Dataset entries
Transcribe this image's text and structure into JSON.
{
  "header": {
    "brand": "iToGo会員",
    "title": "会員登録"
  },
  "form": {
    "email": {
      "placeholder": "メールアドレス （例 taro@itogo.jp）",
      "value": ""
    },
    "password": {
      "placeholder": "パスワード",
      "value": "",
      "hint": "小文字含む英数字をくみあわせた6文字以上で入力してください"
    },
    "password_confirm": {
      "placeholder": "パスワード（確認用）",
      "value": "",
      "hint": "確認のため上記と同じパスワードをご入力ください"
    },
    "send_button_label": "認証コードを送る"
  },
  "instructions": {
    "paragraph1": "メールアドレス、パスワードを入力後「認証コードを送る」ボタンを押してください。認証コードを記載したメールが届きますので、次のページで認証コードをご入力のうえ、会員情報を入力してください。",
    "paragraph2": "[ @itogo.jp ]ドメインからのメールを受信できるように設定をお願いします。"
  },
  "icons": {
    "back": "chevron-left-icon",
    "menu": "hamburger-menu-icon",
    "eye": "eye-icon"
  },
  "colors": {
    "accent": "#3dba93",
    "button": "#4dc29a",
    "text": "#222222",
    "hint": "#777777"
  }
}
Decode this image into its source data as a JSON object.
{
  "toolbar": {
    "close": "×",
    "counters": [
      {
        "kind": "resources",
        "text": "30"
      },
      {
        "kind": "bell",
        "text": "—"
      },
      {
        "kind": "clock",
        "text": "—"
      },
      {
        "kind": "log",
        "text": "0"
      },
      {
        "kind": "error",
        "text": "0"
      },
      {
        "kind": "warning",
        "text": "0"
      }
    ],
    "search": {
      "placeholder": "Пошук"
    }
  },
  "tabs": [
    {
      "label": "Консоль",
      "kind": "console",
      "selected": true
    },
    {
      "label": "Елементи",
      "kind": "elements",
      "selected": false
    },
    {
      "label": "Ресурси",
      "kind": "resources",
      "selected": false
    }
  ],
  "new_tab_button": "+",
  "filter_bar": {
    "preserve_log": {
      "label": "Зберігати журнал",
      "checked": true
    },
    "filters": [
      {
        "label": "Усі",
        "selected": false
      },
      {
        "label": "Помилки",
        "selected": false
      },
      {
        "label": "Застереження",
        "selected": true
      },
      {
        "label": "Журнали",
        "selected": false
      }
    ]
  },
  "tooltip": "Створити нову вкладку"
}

**Instructions to follow:** Look for the word "JSON" in every line of the listing and copy the lines that have it.

**Task answer:**
Transcribe this image's text and structure into JSON.
Decode this image into its source data as a JSON object.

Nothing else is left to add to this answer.